> Work required
Filter the entries and keep only the lines where the string "JSON" appears.

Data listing
· · ·

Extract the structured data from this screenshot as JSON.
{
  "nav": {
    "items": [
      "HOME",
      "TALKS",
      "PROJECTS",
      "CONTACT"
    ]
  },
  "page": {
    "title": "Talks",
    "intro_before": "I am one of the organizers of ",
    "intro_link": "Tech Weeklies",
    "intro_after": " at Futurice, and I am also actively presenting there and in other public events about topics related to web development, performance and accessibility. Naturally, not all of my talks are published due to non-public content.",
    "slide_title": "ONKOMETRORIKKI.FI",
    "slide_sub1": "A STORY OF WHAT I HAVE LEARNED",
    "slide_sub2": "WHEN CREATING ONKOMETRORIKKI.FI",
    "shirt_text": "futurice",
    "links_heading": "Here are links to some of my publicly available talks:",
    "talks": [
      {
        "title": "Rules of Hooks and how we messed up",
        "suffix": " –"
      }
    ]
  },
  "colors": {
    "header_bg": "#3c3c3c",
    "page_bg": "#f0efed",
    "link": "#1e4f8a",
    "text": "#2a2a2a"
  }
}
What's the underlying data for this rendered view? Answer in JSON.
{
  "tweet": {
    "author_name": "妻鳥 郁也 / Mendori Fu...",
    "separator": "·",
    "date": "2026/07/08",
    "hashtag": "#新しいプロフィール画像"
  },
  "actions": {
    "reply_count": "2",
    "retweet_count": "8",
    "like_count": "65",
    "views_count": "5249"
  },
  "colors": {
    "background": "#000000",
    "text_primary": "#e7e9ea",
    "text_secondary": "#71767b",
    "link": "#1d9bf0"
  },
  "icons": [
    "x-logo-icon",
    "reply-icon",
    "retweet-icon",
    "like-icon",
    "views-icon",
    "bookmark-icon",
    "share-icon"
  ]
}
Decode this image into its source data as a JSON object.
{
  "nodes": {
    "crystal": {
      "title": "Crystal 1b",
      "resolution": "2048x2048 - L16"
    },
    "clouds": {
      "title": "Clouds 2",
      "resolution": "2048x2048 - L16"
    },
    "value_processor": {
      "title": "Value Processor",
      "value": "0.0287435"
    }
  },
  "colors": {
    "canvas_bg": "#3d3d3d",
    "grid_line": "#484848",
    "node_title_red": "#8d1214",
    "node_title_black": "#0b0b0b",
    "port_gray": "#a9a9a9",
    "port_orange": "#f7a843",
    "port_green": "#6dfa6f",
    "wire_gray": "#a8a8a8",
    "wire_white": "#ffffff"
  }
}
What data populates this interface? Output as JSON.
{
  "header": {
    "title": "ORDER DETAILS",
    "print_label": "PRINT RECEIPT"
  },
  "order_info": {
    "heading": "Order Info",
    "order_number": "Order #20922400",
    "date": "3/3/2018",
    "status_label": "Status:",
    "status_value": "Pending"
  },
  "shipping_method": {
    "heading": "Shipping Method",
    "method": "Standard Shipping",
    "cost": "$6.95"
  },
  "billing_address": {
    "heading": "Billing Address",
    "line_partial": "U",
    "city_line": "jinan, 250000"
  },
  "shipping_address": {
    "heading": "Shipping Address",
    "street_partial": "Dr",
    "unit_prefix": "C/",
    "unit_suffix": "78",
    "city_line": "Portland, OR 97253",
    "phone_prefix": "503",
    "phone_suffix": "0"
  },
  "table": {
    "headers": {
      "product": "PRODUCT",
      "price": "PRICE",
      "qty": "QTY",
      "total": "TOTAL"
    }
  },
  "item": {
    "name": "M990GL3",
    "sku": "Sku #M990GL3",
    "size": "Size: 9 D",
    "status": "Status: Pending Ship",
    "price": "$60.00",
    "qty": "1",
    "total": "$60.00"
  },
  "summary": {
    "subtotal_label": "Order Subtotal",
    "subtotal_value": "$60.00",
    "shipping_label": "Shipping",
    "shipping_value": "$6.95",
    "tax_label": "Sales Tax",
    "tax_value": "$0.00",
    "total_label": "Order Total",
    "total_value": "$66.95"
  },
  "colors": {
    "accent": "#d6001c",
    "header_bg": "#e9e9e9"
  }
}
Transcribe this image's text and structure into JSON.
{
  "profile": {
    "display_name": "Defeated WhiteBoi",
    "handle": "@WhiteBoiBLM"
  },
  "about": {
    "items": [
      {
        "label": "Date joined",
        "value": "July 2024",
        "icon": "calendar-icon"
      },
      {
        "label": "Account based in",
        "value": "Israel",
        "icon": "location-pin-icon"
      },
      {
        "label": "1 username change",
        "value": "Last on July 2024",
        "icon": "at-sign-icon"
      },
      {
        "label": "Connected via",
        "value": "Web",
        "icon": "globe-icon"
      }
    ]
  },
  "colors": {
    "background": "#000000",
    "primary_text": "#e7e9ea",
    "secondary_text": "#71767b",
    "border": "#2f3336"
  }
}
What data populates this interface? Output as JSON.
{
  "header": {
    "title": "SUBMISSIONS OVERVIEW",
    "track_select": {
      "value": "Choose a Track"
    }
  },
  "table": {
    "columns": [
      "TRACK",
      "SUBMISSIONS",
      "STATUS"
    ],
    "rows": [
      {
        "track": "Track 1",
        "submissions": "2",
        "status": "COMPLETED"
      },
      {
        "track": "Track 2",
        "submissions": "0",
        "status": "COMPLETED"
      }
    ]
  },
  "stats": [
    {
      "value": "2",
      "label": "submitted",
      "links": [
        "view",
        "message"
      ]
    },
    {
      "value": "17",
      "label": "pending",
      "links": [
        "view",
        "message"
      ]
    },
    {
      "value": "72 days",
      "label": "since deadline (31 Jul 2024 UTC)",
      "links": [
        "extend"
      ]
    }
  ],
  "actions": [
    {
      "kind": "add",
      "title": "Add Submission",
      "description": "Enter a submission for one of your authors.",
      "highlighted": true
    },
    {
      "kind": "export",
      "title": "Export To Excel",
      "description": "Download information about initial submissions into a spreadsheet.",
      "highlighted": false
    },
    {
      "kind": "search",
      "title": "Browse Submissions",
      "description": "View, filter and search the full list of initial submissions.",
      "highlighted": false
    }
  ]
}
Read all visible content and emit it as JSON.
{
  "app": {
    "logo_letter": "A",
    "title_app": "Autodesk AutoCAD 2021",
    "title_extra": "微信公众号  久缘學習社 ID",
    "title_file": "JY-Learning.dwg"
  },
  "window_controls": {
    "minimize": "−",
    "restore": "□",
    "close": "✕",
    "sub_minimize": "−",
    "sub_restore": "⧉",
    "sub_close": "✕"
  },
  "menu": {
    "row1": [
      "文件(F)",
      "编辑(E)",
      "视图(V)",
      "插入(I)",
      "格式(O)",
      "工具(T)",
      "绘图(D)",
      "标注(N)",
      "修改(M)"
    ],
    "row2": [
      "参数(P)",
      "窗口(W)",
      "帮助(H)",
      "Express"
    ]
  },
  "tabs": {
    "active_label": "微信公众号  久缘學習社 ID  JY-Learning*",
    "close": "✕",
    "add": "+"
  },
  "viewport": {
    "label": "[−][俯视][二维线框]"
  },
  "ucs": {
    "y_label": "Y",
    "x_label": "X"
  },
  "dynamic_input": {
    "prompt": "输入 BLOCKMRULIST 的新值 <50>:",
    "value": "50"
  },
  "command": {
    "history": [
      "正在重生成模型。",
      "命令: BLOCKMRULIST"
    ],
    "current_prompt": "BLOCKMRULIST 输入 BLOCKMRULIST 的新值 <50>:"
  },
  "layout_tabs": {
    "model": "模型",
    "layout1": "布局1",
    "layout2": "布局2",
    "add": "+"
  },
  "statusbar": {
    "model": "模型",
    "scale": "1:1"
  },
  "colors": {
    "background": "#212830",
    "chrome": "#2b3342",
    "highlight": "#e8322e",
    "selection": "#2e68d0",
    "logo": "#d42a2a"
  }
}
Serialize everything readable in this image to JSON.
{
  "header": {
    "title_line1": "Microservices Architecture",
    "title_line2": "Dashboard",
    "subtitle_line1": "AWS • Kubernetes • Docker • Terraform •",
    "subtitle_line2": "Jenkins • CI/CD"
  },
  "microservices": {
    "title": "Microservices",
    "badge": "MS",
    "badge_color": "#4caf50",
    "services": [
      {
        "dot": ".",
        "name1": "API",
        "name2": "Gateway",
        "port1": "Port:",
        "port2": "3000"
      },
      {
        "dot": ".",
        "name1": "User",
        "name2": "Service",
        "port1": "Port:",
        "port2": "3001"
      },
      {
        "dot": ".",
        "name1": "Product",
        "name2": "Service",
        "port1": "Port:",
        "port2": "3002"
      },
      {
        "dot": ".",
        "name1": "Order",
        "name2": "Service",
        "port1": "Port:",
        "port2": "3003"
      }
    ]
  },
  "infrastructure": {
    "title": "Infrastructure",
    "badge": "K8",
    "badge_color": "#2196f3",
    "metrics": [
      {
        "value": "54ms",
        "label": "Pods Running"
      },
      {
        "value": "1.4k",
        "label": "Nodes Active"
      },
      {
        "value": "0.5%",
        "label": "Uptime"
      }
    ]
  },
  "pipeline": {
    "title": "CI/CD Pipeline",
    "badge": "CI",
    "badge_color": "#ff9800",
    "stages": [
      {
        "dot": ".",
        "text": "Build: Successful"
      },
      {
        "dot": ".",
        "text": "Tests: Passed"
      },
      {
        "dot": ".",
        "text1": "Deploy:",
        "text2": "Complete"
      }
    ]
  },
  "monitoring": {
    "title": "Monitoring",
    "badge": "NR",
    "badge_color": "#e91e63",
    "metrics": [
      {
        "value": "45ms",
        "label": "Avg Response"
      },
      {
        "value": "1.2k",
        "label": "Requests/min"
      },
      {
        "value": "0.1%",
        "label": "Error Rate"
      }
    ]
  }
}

· · ·

> Exercise response
Extract the structured data from this screenshot as JSON.
What's the underlying data for this rendered view? Answer in JSON.
Decode this image into its source data as a JSON object.
What data populates this interface? Output as JSON.
Transcribe this image's text and structure into JSON.
What data populates this interface? Output as JSON.
Read all visible content and emit it as JSON.
Serialize everything readable in this image to JSON.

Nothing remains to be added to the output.